⟨

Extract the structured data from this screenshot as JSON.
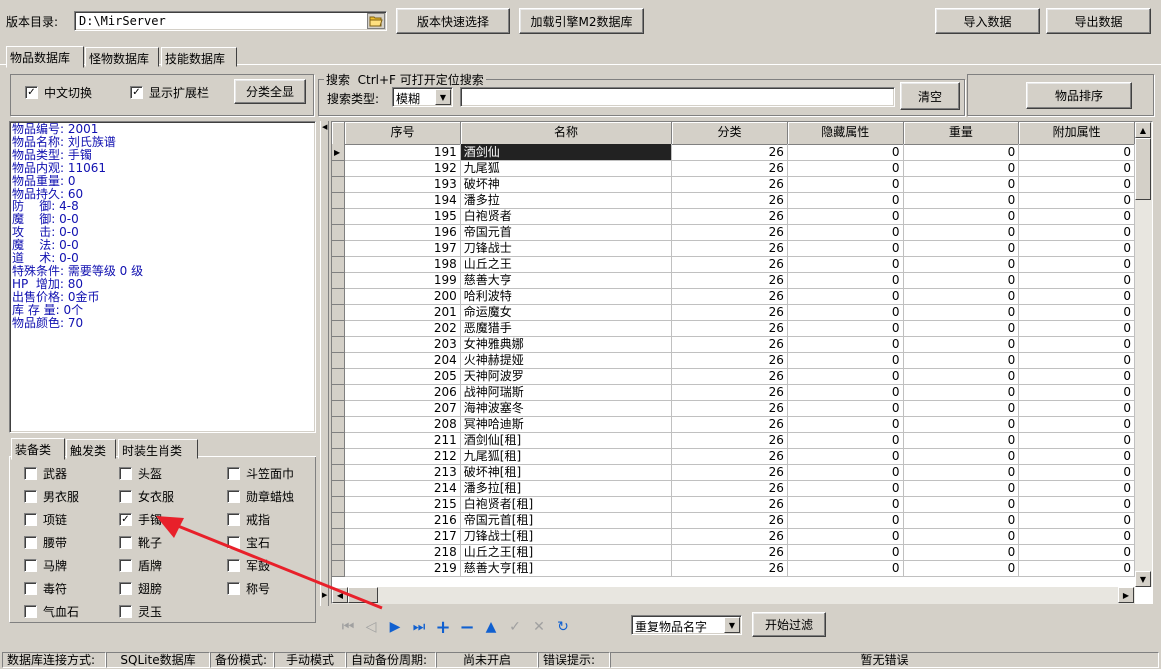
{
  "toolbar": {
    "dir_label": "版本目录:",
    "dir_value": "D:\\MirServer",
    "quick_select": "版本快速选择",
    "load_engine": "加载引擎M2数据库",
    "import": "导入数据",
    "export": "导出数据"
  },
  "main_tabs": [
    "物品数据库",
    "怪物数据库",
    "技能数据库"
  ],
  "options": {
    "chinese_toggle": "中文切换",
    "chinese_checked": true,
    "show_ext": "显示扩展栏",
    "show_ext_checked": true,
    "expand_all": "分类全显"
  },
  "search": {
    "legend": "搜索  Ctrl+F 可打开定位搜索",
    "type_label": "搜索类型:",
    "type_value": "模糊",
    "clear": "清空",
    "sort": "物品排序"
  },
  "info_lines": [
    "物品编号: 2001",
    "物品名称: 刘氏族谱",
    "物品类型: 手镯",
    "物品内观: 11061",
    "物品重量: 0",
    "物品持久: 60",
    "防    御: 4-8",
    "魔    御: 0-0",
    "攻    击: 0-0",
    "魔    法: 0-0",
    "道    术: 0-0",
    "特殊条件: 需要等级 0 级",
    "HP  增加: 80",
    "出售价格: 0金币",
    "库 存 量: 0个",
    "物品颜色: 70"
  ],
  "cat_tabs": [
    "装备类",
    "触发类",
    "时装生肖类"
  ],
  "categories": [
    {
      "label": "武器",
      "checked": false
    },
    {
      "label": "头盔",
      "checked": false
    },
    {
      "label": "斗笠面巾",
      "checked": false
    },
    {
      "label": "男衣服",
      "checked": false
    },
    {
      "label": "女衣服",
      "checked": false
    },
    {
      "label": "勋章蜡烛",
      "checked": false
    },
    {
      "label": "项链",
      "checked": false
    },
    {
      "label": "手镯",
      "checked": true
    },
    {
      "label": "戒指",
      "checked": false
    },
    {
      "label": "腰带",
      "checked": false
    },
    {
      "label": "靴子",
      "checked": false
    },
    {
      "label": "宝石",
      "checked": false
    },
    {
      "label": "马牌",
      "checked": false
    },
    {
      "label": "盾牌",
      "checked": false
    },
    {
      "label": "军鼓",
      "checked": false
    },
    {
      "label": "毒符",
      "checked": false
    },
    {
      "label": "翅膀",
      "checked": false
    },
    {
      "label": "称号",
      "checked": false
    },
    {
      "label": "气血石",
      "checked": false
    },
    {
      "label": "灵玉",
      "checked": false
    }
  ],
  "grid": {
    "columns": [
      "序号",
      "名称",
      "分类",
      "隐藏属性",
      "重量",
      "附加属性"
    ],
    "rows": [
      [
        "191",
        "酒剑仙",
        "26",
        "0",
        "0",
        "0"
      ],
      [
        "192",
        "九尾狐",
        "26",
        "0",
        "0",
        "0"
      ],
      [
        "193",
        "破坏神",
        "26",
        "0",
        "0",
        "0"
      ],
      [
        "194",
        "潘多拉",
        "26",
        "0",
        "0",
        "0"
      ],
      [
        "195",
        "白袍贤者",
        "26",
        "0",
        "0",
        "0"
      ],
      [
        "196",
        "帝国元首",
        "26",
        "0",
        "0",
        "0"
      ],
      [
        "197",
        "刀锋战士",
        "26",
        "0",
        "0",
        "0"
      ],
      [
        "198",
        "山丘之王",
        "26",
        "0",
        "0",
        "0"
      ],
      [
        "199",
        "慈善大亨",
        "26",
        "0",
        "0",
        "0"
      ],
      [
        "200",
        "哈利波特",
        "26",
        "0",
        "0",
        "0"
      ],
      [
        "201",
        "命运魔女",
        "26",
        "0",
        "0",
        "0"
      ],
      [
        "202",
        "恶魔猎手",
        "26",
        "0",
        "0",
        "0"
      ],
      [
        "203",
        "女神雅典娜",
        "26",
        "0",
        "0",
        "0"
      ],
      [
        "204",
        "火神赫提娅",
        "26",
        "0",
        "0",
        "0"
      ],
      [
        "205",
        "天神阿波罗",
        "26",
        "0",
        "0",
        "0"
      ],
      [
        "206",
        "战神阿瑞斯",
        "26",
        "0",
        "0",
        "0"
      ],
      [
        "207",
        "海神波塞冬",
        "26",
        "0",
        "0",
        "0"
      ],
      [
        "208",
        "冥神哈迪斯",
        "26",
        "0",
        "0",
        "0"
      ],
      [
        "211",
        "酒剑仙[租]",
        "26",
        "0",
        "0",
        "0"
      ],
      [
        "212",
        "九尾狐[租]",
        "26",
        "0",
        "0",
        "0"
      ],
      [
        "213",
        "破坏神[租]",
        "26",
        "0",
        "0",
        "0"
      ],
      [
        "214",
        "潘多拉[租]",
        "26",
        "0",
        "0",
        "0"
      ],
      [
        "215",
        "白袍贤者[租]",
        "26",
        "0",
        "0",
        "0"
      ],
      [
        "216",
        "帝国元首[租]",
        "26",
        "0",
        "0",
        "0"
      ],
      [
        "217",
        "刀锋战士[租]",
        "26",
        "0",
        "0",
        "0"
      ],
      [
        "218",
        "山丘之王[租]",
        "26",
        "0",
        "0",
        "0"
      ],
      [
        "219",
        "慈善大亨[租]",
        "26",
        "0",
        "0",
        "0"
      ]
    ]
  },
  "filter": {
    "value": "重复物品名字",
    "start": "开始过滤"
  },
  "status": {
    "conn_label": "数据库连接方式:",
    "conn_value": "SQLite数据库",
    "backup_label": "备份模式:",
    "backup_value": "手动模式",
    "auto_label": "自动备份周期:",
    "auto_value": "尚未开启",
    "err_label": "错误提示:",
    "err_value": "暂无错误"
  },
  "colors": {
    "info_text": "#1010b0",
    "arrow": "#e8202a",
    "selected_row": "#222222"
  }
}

⟩
⟨

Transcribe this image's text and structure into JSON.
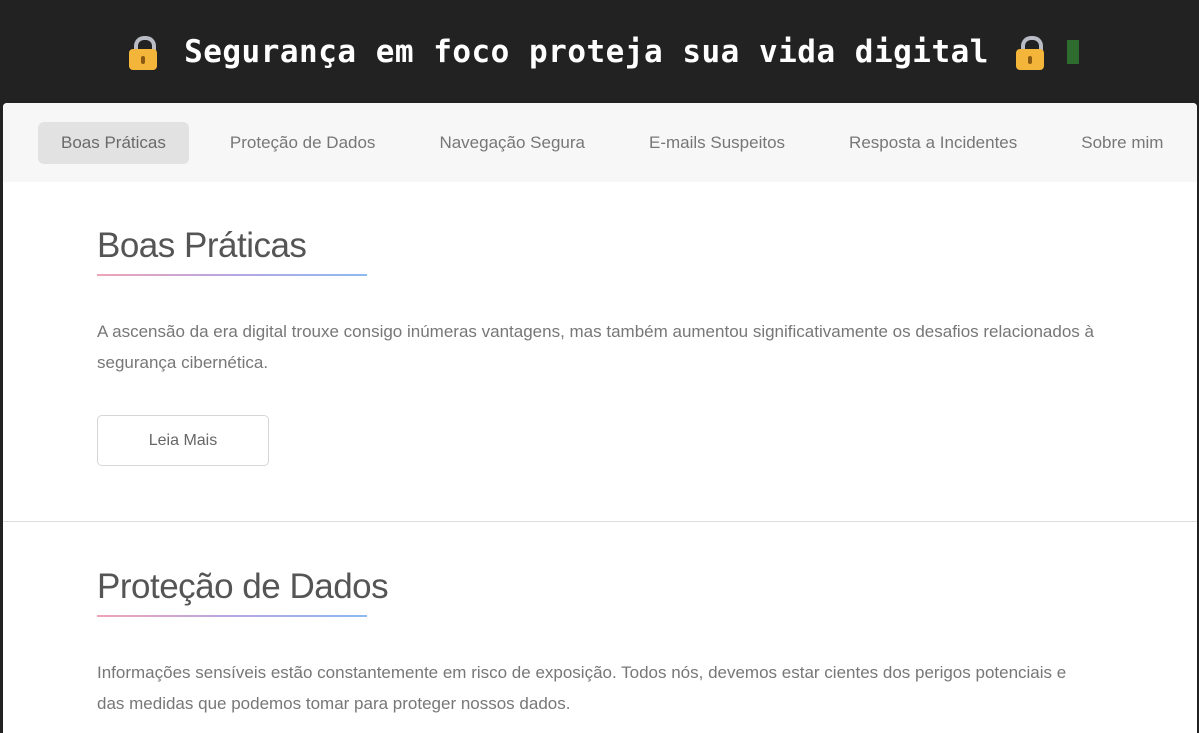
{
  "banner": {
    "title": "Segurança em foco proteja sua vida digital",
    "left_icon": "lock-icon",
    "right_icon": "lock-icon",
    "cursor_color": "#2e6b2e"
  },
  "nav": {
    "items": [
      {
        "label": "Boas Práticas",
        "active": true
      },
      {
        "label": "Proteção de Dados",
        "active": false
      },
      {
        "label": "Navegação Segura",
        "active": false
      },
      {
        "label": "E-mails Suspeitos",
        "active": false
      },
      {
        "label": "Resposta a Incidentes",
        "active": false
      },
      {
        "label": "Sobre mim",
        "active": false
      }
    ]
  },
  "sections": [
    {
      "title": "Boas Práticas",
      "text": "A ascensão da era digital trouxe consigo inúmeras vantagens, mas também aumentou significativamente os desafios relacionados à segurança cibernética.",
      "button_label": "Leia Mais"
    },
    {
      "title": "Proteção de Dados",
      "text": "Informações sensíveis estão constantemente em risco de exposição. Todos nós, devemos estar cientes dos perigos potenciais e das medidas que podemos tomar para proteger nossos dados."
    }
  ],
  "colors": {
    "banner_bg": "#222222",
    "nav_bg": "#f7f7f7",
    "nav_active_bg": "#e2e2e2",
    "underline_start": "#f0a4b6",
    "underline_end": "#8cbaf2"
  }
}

⟩
⟨

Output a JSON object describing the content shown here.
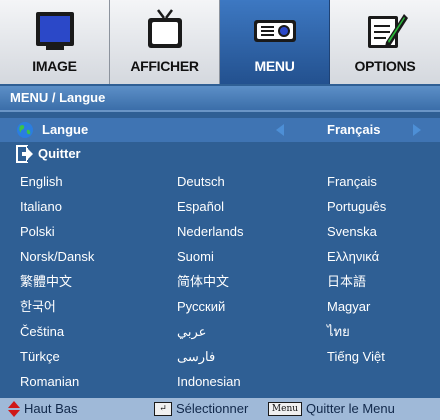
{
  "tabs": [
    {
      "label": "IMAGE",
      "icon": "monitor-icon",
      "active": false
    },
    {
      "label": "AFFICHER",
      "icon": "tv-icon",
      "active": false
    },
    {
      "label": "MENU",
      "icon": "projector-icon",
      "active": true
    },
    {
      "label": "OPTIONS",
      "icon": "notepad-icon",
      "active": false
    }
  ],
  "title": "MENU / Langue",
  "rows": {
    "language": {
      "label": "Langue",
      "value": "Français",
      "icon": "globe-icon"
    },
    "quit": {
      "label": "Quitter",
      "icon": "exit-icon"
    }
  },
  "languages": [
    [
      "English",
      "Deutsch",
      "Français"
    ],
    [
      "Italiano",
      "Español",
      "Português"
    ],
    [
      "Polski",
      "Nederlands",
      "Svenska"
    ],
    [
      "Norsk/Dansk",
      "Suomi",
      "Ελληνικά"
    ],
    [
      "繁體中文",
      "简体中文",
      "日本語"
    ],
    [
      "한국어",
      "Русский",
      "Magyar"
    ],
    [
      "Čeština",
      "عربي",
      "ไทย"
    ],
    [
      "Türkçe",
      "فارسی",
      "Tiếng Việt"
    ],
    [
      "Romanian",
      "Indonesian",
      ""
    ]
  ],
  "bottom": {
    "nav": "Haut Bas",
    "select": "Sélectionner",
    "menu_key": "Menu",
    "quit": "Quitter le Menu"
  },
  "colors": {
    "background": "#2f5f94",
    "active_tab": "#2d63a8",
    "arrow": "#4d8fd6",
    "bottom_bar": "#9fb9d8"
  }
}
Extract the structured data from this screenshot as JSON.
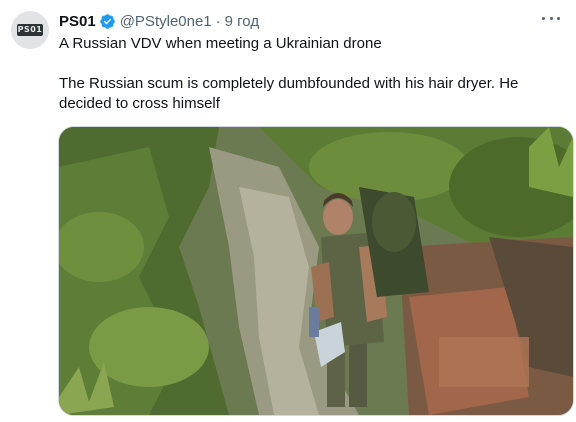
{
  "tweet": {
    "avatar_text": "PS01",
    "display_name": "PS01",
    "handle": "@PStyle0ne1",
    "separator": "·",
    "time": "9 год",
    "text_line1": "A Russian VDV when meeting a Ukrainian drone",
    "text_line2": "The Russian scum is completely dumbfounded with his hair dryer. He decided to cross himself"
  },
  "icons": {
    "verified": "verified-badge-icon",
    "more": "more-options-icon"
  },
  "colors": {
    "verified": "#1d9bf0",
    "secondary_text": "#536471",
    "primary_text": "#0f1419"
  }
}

⟩

### Your task
Locate the word "Russian" in the entries, and copy every line where it is found.

### Worked answer
    "text_line1": "A Russian VDV when meeting a Ukrainian drone",
    "text_line2": "The Russian scum is completely dumbfounded with his hair dryer. He decided to cross himself"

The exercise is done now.